### TASK STATEMENT
Transcribe the listing in full, excluding any pictures.

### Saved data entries
:::::

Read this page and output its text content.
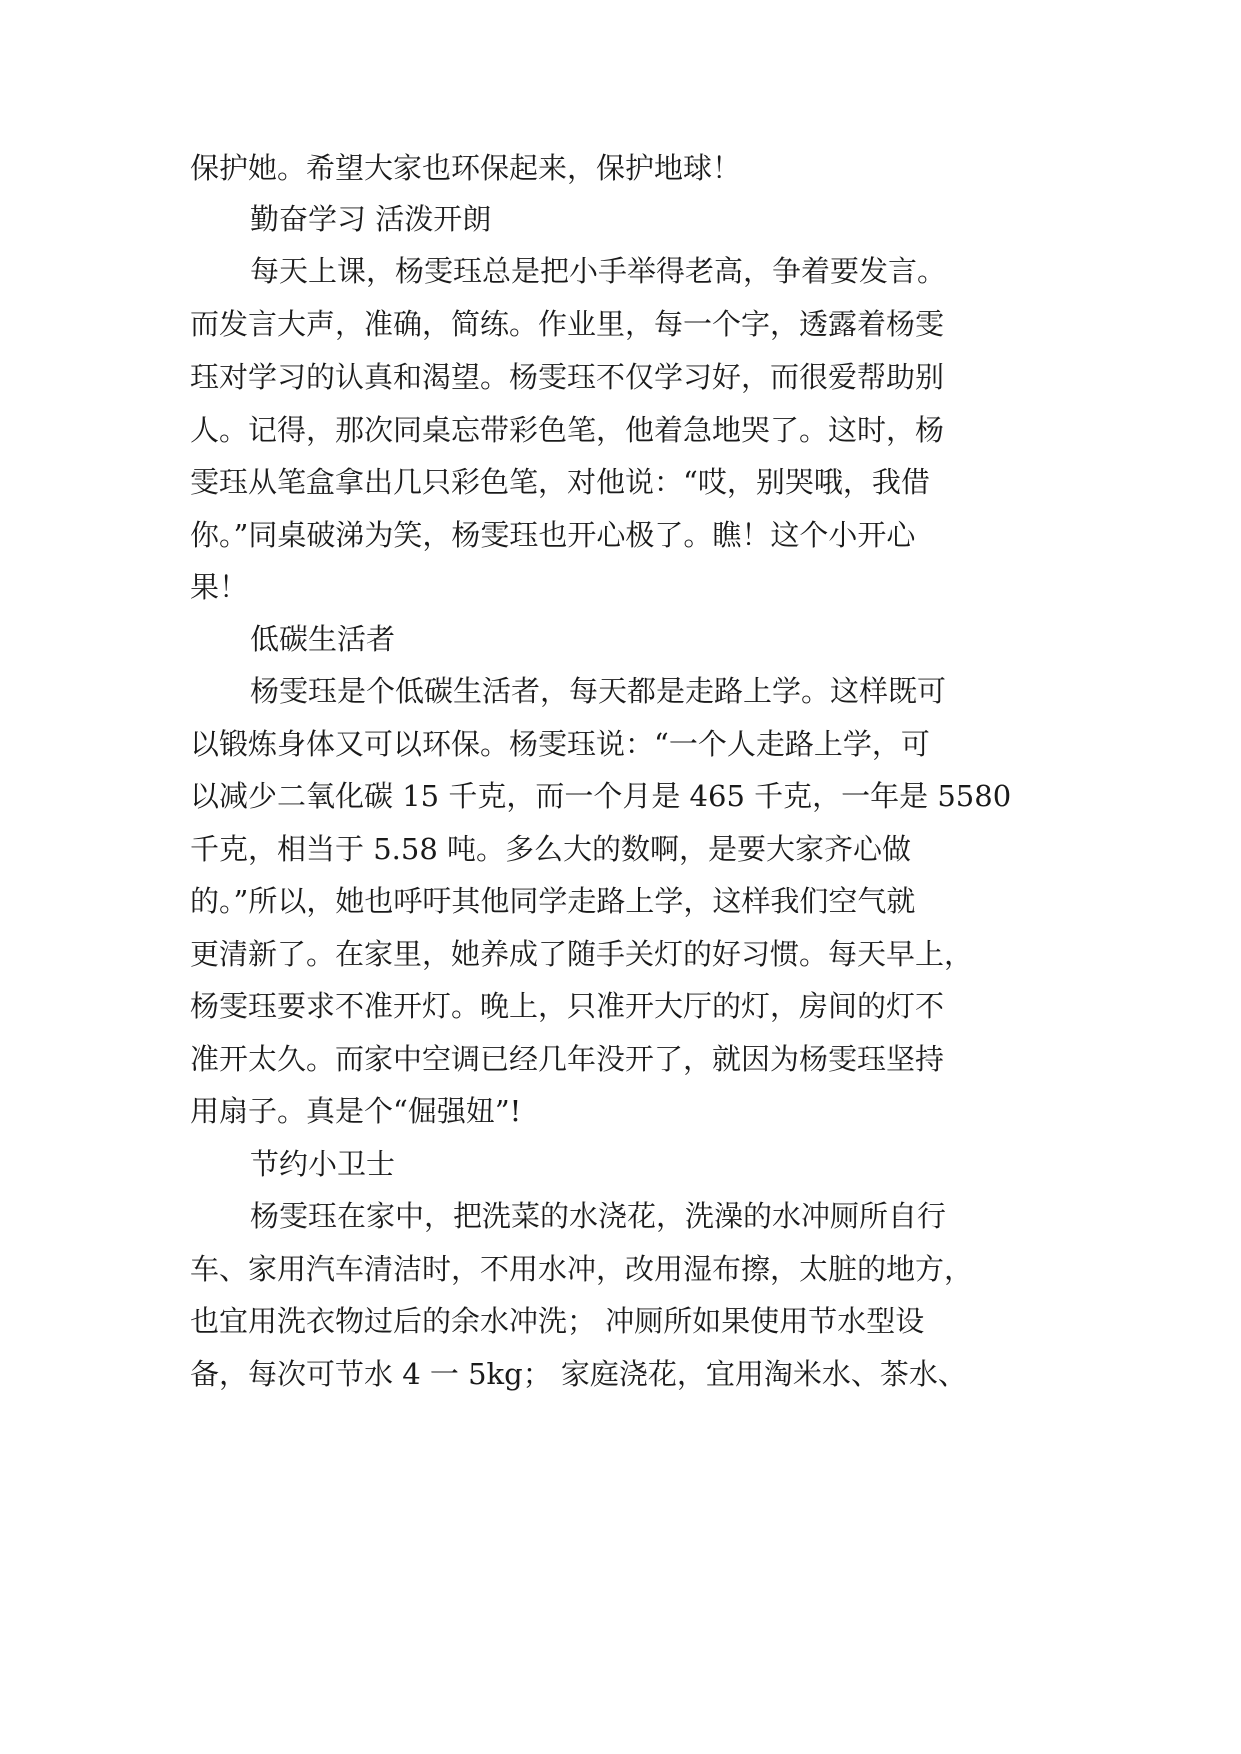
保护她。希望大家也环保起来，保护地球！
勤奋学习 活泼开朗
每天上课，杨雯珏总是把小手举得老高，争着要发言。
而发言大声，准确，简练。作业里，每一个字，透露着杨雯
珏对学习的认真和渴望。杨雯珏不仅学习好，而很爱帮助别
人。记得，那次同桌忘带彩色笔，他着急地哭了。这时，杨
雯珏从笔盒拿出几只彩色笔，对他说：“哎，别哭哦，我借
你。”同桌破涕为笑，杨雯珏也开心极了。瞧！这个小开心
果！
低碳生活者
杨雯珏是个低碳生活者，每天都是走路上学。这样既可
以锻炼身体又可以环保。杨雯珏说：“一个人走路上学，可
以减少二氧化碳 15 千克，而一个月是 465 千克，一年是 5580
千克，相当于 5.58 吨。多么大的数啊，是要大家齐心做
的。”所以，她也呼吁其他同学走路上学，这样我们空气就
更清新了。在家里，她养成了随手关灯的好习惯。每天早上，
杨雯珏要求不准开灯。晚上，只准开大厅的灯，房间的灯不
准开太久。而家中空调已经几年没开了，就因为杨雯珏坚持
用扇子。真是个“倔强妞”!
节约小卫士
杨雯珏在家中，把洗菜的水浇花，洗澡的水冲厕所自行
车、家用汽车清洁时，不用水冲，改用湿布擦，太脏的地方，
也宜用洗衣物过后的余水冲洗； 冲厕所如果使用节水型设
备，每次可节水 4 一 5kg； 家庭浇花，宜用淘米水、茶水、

:::::

### REPLY TO THE TASK
Read this page and output its text content.
保护她。希望大家也环保起来，保护地球！
勤奋学习 活泼开朗
每天上课，杨雯珏总是把小手举得老高，争着要发言。
而发言大声，准确，简练。作业里，每一个字，透露着杨雯
珏对学习的认真和渴望。杨雯珏不仅学习好，而很爱帮助别
人。记得，那次同桌忘带彩色笔，他着急地哭了。这时，杨
雯珏从笔盒拿出几只彩色笔，对他说：“哎，别哭哦，我借
你。”同桌破涕为笑，杨雯珏也开心极了。瞧！这个小开心
果！
低碳生活者
杨雯珏是个低碳生活者，每天都是走路上学。这样既可
以锻炼身体又可以环保。杨雯珏说：“一个人走路上学，可
以减少二氧化碳 15 千克，而一个月是 465 千克，一年是 5580
千克，相当于 5.58 吨。多么大的数啊，是要大家齐心做
的。”所以，她也呼吁其他同学走路上学，这样我们空气就
更清新了。在家里，她养成了随手关灯的好习惯。每天早上，
杨雯珏要求不准开灯。晚上，只准开大厅的灯，房间的灯不
准开太久。而家中空调已经几年没开了，就因为杨雯珏坚持
用扇子。真是个“倔强妞”!
节约小卫士
杨雯珏在家中，把洗菜的水浇花，洗澡的水冲厕所自行
车、家用汽车清洁时，不用水冲，改用湿布擦，太脏的地方，
也宜用洗衣物过后的余水冲洗； 冲厕所如果使用节水型设
备，每次可节水 4 一 5kg； 家庭浇花，宜用淘米水、茶水、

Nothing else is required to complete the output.